Lift out all lines below that contain "views".

[Raw records]
--- begin ---

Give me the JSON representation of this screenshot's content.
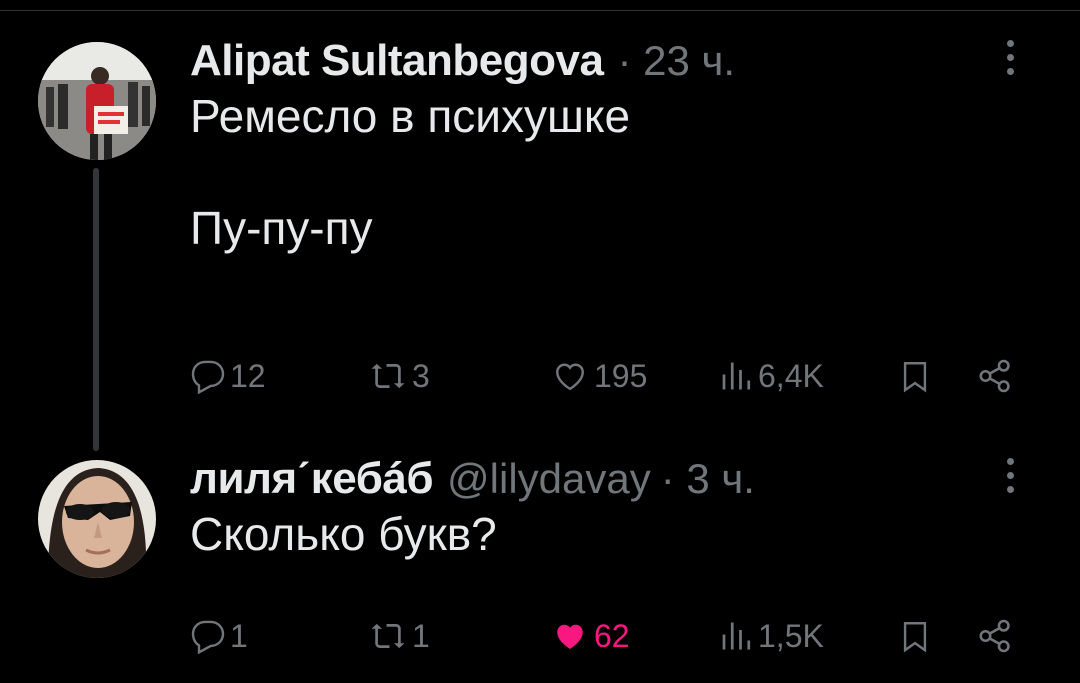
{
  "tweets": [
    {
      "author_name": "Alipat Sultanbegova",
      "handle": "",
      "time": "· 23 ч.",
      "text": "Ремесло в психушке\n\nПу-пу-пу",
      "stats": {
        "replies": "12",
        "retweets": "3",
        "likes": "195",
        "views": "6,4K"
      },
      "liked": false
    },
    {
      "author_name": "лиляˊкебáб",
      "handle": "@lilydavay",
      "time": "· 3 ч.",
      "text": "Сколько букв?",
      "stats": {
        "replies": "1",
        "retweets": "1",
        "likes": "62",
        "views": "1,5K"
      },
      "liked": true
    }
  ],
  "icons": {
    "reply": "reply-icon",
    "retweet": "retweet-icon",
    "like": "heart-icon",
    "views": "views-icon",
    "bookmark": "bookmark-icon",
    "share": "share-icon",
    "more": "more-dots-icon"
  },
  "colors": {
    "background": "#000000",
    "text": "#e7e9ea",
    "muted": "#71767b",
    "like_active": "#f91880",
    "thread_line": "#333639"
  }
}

--- end ---

**Written answer**
        "views": "6,4K"
        "views": "1,5K"
    "views": "views-icon",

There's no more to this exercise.